--- What to produce ---
Print all of the data exactly as written.

--- Material shown ---
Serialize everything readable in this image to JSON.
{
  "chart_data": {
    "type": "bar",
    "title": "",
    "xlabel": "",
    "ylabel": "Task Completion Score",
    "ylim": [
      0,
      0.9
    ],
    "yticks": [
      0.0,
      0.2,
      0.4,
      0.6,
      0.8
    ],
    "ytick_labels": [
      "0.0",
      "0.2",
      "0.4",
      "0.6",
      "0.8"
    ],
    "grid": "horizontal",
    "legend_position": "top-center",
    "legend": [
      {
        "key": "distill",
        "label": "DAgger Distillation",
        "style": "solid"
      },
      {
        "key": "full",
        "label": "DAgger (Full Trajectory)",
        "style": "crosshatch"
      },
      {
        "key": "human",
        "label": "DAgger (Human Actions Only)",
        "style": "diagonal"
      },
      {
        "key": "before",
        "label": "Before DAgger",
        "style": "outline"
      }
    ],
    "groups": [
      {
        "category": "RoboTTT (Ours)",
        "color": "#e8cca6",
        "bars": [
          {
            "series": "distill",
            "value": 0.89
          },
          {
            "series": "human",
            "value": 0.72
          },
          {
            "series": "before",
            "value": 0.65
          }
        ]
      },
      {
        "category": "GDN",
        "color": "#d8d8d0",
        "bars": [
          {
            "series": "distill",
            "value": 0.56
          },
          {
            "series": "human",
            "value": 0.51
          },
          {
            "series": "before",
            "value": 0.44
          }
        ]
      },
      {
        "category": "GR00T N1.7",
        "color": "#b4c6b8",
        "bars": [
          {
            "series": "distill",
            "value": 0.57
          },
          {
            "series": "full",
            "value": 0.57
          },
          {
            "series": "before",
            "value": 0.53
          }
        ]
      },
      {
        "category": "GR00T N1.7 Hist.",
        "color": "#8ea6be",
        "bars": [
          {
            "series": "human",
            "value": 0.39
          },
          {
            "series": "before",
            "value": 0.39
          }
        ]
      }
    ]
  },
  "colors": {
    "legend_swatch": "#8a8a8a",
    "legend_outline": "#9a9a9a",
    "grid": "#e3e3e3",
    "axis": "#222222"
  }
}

--- Result for this exercise ---
Serialize everything readable in this image to JSON.
{
  "chart_data": {
    "type": "bar",
    "title": "",
    "xlabel": "",
    "ylabel": "Task Completion Score",
    "ylim": [
      0,
      0.9
    ],
    "yticks": [
      0.0,
      0.2,
      0.4,
      0.6,
      0.8
    ],
    "ytick_labels": [
      "0.0",
      "0.2",
      "0.4",
      "0.6",
      "0.8"
    ],
    "grid": "horizontal",
    "legend_position": "top-center",
    "legend": [
      {
        "key": "distill",
        "label": "DAgger Distillation",
        "style": "solid"
      },
      {
        "key": "full",
        "label": "DAgger (Full Trajectory)",
        "style": "crosshatch"
      },
      {
        "key": "human",
        "label": "DAgger (Human Actions Only)",
        "style": "diagonal"
      },
      {
        "key": "before",
        "label": "Before DAgger",
        "style": "outline"
      }
    ],
    "groups": [
      {
        "category": "RoboTTT (Ours)",
        "color": "#e8cca6",
        "bars": [
          {
            "series": "distill",
            "value": 0.89
          },
          {
            "series": "human",
            "value": 0.72
          },
          {
            "series": "before",
            "value": 0.65
          }
        ]
      },
      {
        "category": "GDN",
        "color": "#d8d8d0",
        "bars": [
          {
            "series": "distill",
            "value": 0.56
          },
          {
            "series": "human",
            "value": 0.51
          },
          {
            "series": "before",
            "value": 0.44
          }
        ]
      },
      {
        "category": "GR00T N1.7",
        "color": "#b4c6b8",
        "bars": [
          {
            "series": "distill",
            "value": 0.57
          },
          {
            "series": "full",
            "value": 0.57
          },
          {
            "series": "before",
            "value": 0.53
          }
        ]
      },
      {
        "category": "GR00T N1.7 Hist.",
        "color": "#8ea6be",
        "bars": [
          {
            "series": "human",
            "value": 0.39
          },
          {
            "series": "before",
            "value": 0.39
          }
        ]
      }
    ]
  },
  "colors": {
    "legend_swatch": "#8a8a8a",
    "legend_outline": "#9a9a9a",
    "grid": "#e3e3e3",
    "axis": "#222222"
  }
}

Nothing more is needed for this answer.